Stored data
****

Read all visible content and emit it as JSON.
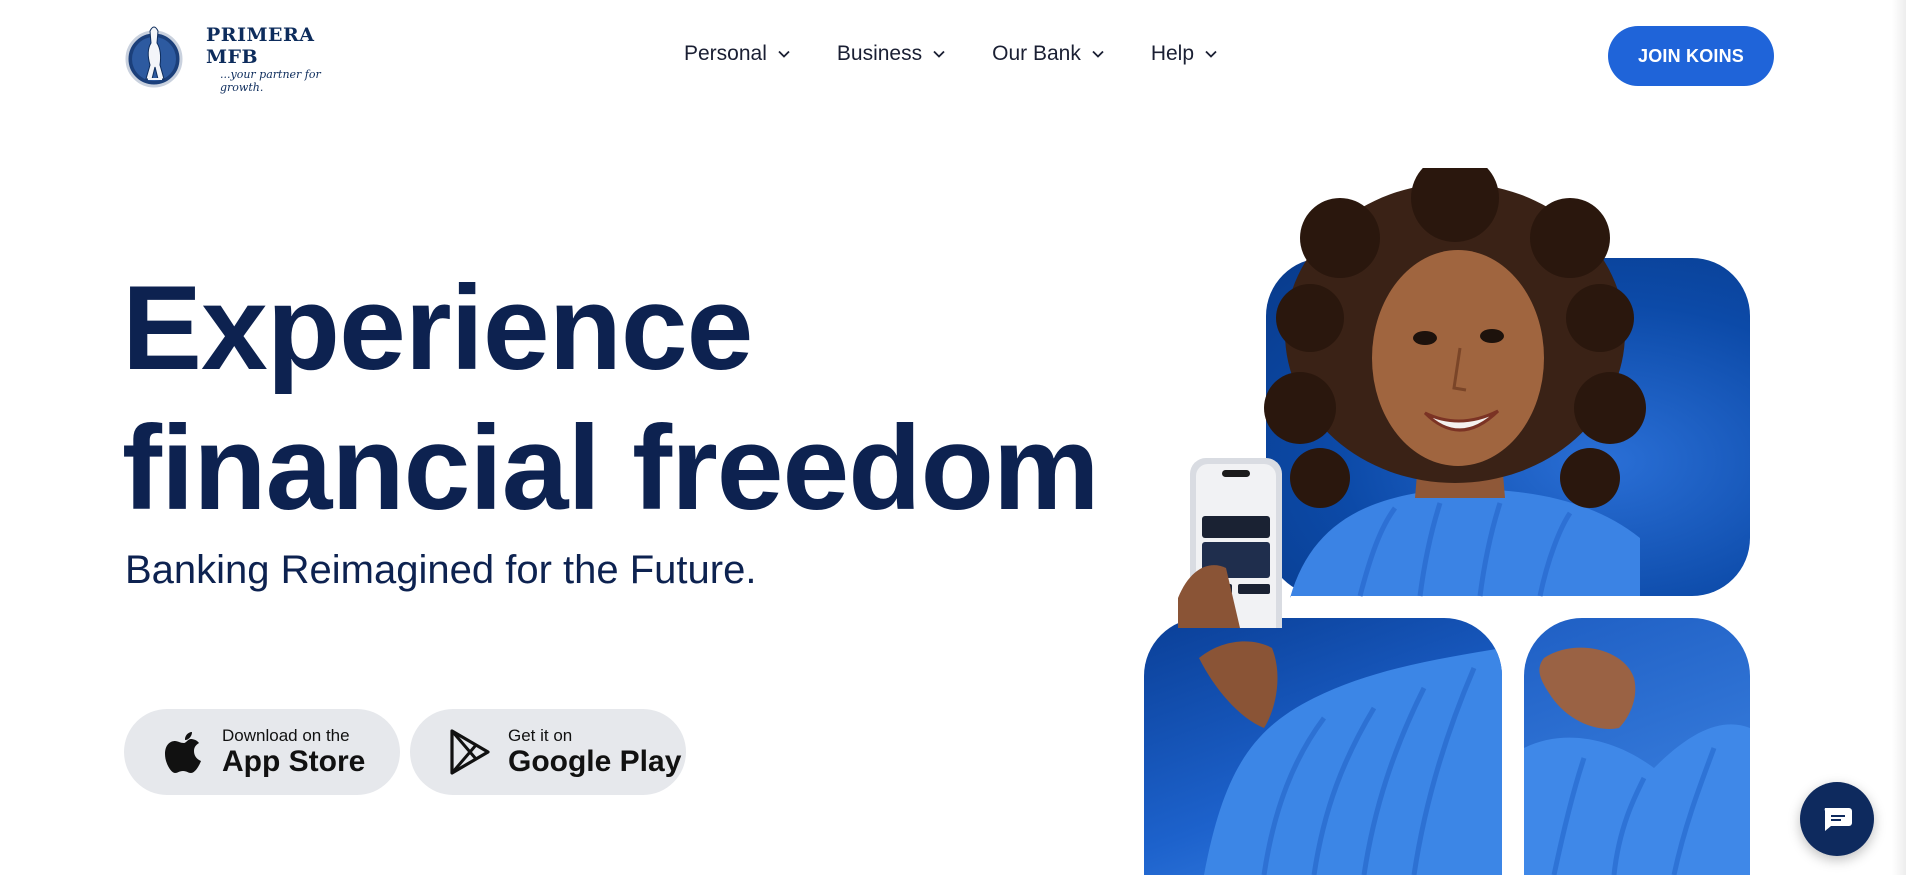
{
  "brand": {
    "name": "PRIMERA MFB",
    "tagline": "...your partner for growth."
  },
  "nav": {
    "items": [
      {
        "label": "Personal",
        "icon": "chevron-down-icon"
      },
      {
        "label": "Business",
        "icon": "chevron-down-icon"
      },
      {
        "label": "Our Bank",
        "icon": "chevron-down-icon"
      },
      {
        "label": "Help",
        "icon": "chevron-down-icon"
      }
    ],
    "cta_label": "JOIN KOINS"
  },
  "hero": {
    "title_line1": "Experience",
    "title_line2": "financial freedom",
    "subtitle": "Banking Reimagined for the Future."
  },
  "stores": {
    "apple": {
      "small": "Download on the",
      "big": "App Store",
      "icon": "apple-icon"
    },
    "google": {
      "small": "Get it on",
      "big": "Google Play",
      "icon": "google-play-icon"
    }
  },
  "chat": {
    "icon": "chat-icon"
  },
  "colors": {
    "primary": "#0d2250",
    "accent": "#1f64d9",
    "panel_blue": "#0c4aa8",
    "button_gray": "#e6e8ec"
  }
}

****

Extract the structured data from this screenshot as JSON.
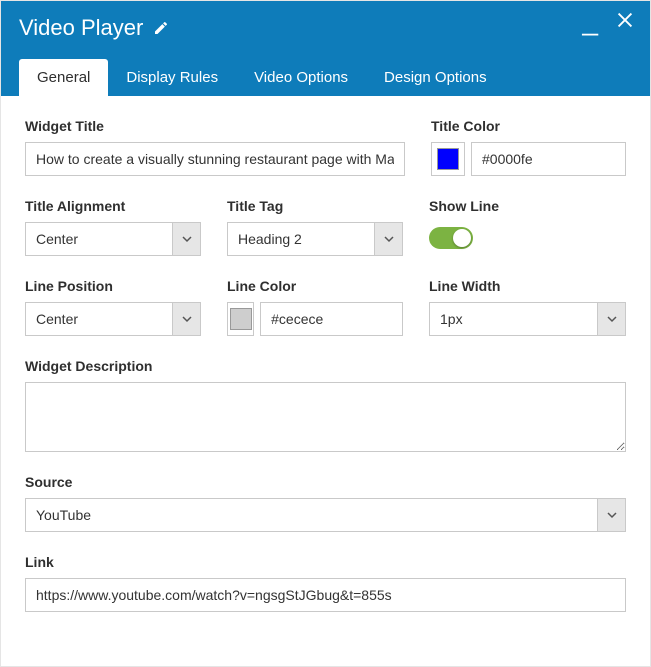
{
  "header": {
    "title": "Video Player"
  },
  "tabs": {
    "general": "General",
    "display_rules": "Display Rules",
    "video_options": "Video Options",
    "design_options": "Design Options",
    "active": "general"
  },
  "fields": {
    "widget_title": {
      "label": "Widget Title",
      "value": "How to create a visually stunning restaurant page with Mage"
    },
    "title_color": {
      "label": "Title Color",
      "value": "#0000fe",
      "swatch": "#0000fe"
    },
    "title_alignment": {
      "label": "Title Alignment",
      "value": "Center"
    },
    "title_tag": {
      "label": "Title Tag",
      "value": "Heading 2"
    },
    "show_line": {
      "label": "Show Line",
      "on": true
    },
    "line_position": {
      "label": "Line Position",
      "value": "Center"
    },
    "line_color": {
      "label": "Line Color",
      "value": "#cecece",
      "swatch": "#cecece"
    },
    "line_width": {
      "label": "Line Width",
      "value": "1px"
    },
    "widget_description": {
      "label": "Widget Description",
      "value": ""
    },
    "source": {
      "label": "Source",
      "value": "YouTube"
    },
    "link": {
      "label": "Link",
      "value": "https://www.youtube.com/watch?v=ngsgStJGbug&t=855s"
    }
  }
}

****

Work required: In the listing above, locate each line with "value" and copy it.

The result:
      "value": "How to create a visually stunning restaurant page with Mage"
      "value": "#0000fe",
      "value": "Center"
      "value": "Heading 2"
      "value": "Center"
      "value": "#cecece",
      "value": "1px"
      "value": ""
      "value": "YouTube"
      "value": "https://www.youtube.com/watch?v=ngsgStJGbug&t=855s"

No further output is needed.